(Collected data entries)
-- START --

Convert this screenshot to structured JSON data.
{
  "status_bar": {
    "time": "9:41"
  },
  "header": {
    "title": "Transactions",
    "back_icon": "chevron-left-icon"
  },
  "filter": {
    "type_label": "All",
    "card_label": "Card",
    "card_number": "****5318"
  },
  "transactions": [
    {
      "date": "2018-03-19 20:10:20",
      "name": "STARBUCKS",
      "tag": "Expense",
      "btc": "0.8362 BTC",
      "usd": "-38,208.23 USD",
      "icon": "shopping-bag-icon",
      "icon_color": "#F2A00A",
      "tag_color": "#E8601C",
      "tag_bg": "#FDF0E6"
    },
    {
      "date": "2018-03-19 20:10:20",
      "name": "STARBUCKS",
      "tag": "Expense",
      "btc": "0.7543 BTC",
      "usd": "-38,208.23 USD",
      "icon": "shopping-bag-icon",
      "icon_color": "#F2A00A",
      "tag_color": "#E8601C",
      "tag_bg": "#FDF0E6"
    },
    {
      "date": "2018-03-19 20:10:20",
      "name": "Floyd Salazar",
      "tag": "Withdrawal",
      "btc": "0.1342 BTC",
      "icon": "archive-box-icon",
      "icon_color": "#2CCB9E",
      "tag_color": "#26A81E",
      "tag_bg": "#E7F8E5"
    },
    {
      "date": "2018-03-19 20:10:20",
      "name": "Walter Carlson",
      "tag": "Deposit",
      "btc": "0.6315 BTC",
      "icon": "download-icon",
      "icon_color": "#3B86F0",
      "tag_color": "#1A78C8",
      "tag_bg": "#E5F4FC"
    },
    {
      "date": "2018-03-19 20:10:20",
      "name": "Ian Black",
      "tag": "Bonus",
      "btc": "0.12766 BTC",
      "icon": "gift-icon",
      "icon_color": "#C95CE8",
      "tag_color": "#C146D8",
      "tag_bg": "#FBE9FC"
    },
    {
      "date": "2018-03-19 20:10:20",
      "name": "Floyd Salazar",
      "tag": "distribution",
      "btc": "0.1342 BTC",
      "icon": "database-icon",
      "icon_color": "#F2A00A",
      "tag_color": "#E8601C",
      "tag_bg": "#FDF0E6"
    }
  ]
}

-- END --

_TASK DIRECTIONS_
Return each entry from above without altering a single character.

_WRITTEN SOLUTION_
Convert this screenshot to structured JSON data.
{
  "status_bar": {
    "time": "9:41"
  },
  "header": {
    "title": "Transactions",
    "back_icon": "chevron-left-icon"
  },
  "filter": {
    "type_label": "All",
    "card_label": "Card",
    "card_number": "****5318"
  },
  "transactions": [
    {
      "date": "2018-03-19 20:10:20",
      "name": "STARBUCKS",
      "tag": "Expense",
      "btc": "0.8362 BTC",
      "usd": "-38,208.23 USD",
      "icon": "shopping-bag-icon",
      "icon_color": "#F2A00A",
      "tag_color": "#E8601C",
      "tag_bg": "#FDF0E6"
    },
    {
      "date": "2018-03-19 20:10:20",
      "name": "STARBUCKS",
      "tag": "Expense",
      "btc": "0.7543 BTC",
      "usd": "-38,208.23 USD",
      "icon": "shopping-bag-icon",
      "icon_color": "#F2A00A",
      "tag_color": "#E8601C",
      "tag_bg": "#FDF0E6"
    },
    {
      "date": "2018-03-19 20:10:20",
      "name": "Floyd Salazar",
      "tag": "Withdrawal",
      "btc": "0.1342 BTC",
      "icon": "archive-box-icon",
      "icon_color": "#2CCB9E",
      "tag_color": "#26A81E",
      "tag_bg": "#E7F8E5"
    },
    {
      "date": "2018-03-19 20:10:20",
      "name": "Walter Carlson",
      "tag": "Deposit",
      "btc": "0.6315 BTC",
      "icon": "download-icon",
      "icon_color": "#3B86F0",
      "tag_color": "#1A78C8",
      "tag_bg": "#E5F4FC"
    },
    {
      "date": "2018-03-19 20:10:20",
      "name": "Ian Black",
      "tag": "Bonus",
      "btc": "0.12766 BTC",
      "icon": "gift-icon",
      "icon_color": "#C95CE8",
      "tag_color": "#C146D8",
      "tag_bg": "#FBE9FC"
    },
    {
      "date": "2018-03-19 20:10:20",
      "name": "Floyd Salazar",
      "tag": "distribution",
      "btc": "0.1342 BTC",
      "icon": "database-icon",
      "icon_color": "#F2A00A",
      "tag_color": "#E8601C",
      "tag_bg": "#FDF0E6"
    }
  ]
}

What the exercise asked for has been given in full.